START Given information

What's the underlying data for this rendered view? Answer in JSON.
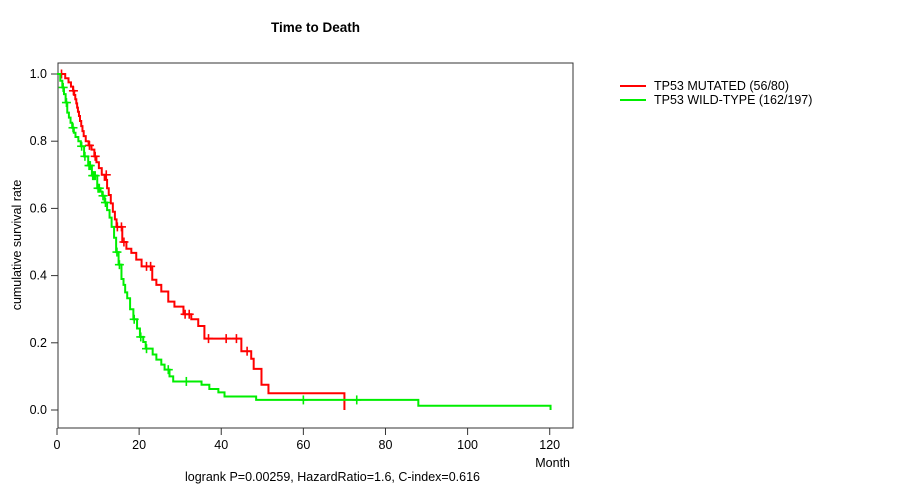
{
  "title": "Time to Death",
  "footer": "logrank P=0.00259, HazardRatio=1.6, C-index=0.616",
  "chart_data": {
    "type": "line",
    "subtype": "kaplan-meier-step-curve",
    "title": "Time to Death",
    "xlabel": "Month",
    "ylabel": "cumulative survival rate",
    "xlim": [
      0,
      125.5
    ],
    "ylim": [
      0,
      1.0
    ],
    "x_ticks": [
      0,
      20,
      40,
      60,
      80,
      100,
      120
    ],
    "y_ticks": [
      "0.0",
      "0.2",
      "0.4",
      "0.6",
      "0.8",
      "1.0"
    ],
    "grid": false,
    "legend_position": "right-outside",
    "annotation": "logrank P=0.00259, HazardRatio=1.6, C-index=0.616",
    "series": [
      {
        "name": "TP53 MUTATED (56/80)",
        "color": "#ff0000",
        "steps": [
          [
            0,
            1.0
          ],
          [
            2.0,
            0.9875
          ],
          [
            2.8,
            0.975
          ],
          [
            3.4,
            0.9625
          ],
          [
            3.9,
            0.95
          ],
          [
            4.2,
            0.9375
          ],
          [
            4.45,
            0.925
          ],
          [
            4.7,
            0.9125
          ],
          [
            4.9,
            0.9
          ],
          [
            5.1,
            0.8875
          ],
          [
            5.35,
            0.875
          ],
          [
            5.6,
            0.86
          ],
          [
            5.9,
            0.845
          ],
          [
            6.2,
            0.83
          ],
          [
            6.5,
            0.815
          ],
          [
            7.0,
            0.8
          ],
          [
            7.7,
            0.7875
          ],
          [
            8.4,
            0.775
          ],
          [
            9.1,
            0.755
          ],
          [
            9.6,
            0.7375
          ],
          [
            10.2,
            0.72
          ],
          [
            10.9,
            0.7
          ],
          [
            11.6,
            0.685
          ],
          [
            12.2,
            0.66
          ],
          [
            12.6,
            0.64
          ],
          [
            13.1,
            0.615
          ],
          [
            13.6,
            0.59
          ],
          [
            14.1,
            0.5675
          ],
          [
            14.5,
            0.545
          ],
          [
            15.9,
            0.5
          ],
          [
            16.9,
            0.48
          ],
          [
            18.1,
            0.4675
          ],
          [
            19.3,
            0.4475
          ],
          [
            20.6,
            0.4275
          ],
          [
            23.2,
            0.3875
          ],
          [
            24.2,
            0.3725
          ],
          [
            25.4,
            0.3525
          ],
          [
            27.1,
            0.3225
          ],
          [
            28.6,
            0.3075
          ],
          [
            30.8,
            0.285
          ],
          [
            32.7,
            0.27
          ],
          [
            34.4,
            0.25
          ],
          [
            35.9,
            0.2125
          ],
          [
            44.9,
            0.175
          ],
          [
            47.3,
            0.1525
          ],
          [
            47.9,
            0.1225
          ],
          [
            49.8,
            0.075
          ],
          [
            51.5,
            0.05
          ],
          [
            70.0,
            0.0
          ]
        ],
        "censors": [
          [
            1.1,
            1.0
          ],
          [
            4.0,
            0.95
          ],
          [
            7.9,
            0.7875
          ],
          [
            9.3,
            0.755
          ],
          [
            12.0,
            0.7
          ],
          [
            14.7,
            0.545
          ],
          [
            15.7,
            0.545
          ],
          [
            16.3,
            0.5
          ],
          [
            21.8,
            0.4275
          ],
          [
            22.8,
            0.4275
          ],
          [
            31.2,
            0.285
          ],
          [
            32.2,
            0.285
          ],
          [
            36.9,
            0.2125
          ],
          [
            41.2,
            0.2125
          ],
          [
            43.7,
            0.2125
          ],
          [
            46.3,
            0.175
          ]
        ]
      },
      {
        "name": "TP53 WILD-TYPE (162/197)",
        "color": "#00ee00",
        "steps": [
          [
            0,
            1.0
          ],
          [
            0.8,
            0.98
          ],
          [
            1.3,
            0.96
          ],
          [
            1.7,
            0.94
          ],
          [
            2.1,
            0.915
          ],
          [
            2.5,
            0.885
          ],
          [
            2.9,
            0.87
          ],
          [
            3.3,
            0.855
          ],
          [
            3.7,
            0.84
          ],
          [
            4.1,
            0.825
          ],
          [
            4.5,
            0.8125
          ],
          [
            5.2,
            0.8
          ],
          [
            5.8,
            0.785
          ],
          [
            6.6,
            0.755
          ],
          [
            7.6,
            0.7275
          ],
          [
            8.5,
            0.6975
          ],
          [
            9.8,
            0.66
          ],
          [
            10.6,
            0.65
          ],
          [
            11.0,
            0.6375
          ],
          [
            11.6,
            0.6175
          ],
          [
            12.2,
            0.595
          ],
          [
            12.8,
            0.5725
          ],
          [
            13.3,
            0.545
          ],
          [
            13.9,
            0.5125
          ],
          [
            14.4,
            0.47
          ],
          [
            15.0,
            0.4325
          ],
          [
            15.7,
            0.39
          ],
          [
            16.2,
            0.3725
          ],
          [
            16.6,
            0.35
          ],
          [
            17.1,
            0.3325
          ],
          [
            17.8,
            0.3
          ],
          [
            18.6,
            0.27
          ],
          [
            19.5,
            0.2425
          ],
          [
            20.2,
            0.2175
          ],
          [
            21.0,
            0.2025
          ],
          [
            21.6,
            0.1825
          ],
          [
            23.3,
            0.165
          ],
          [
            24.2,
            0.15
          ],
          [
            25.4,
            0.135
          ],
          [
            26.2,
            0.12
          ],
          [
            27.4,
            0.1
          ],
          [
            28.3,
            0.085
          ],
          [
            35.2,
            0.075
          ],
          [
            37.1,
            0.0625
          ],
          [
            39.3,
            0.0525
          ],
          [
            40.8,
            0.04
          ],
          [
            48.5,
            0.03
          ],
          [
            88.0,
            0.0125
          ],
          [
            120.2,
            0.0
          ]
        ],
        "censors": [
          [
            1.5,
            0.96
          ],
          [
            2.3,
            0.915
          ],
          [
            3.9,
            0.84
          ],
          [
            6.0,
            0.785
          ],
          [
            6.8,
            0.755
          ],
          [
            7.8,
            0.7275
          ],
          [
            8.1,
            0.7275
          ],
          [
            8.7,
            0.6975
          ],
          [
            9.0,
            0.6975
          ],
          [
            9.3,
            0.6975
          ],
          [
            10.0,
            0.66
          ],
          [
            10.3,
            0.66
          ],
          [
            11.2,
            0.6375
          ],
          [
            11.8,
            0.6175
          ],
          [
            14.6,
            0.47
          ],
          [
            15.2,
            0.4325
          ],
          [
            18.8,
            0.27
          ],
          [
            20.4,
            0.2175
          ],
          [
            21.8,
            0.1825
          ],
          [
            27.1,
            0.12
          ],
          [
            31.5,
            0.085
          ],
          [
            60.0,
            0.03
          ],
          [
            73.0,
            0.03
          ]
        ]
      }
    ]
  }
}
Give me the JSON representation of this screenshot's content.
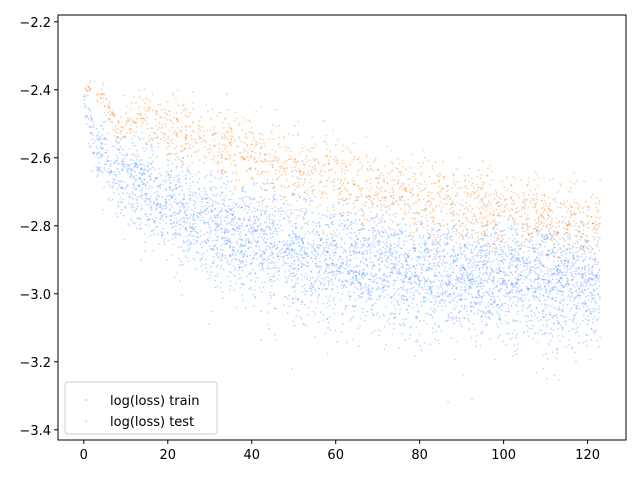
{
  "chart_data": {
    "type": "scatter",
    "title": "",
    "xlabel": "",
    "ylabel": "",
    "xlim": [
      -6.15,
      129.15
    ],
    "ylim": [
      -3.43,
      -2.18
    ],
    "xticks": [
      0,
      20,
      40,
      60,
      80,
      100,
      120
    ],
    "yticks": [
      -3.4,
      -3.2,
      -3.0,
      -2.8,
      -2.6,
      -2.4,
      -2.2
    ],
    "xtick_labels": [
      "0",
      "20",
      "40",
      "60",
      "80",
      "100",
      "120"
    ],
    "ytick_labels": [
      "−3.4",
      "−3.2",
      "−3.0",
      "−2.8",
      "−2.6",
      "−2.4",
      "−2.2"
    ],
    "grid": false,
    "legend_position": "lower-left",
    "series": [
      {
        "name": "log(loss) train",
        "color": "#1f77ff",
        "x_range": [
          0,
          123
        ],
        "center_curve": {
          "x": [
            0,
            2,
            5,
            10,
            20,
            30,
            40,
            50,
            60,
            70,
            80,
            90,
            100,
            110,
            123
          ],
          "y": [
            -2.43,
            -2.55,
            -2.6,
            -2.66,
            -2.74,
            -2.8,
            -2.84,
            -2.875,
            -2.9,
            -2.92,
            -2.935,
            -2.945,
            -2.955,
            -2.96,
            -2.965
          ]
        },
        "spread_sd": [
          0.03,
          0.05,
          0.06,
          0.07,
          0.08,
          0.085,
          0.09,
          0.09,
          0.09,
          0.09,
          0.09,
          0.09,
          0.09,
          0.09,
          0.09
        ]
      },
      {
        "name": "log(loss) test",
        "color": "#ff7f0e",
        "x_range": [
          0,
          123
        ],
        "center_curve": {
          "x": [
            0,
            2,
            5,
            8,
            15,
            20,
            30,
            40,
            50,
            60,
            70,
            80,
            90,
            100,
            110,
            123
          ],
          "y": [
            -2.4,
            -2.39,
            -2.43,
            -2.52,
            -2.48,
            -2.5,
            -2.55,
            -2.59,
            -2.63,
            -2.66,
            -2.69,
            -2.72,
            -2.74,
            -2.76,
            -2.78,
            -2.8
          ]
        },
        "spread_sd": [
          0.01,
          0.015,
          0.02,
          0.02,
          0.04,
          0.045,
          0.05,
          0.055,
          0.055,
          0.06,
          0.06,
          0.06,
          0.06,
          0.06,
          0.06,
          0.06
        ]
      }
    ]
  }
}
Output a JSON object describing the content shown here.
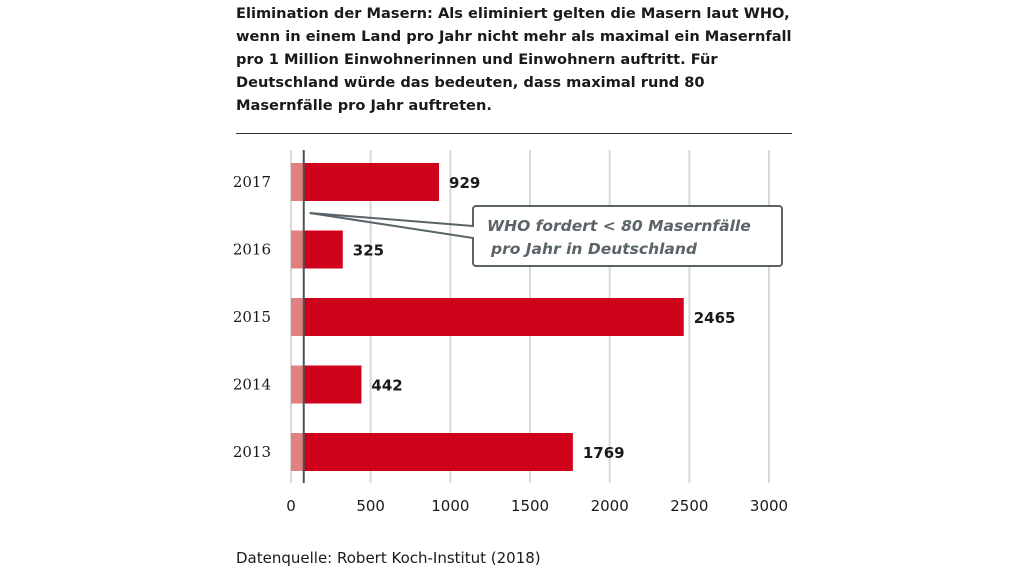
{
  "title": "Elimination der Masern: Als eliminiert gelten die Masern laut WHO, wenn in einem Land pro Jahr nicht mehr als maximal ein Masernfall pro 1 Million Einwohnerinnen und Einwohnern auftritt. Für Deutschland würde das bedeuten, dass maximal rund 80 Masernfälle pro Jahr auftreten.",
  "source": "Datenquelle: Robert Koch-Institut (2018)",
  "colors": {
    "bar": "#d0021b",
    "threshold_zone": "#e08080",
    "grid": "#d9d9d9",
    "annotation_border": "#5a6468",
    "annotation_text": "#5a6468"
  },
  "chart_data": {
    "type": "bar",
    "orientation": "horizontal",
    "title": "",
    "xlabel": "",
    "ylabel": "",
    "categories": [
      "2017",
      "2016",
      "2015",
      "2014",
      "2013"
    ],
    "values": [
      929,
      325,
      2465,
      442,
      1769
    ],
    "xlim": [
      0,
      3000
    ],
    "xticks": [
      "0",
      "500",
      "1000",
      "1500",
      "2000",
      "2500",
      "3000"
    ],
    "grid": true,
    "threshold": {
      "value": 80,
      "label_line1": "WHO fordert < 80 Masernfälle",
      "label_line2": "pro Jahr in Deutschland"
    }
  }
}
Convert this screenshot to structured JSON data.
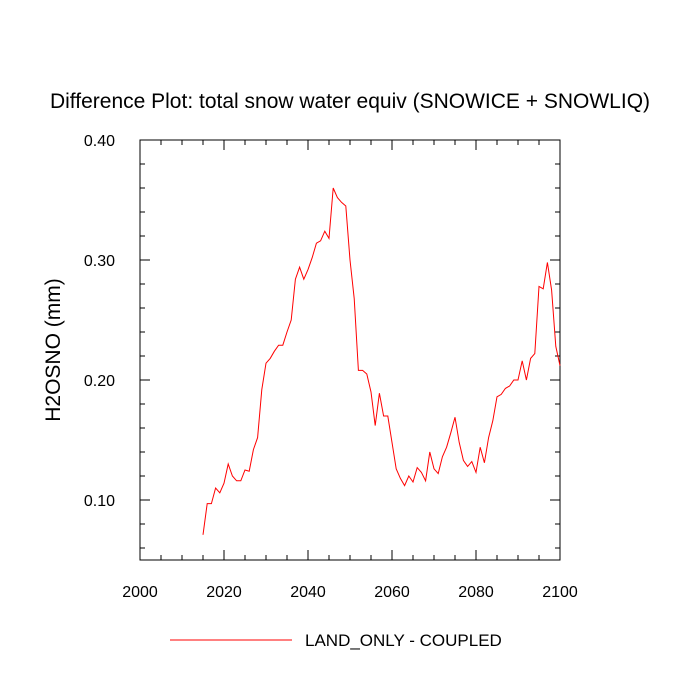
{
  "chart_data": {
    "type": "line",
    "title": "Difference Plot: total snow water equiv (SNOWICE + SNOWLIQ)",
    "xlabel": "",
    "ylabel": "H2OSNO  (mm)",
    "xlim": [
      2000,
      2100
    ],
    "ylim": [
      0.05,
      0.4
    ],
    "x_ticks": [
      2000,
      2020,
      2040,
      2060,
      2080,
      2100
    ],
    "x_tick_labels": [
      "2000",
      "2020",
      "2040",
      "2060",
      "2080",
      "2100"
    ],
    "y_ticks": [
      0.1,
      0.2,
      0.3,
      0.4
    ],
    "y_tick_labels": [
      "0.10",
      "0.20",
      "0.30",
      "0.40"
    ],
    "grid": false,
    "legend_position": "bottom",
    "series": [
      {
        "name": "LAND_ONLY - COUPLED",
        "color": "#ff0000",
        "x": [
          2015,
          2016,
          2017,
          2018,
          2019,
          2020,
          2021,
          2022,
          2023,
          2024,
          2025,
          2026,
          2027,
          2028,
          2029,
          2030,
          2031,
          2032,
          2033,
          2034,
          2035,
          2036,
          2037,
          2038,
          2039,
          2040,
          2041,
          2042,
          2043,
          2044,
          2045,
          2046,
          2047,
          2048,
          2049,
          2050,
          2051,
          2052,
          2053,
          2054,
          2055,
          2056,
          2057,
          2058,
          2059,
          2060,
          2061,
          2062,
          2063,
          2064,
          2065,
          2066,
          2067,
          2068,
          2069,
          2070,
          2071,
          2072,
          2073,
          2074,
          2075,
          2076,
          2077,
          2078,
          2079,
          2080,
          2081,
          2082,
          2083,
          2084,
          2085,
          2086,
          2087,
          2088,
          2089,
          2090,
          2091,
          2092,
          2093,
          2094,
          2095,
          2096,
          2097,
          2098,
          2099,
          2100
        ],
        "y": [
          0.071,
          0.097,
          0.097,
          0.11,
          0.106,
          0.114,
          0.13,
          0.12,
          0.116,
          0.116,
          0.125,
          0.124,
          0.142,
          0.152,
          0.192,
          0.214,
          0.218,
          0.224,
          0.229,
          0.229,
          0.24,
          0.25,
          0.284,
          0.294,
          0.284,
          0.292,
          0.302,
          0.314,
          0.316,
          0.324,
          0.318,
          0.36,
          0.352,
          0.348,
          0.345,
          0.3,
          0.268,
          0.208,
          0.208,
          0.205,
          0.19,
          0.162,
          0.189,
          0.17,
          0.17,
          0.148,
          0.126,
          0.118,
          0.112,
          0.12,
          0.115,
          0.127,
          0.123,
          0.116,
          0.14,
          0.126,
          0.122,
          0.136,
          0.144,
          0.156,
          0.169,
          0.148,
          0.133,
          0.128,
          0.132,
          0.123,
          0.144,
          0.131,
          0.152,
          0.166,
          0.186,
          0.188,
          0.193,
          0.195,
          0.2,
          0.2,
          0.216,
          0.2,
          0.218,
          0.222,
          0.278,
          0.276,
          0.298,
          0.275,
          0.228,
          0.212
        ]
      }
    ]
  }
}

END Given information

[Problem] Take every line from the records above that has the word "screenshot" and copy it.

[Response]
Give me the JSON representation of this screenshot's content.
Convert this screenshot to structured JSON data.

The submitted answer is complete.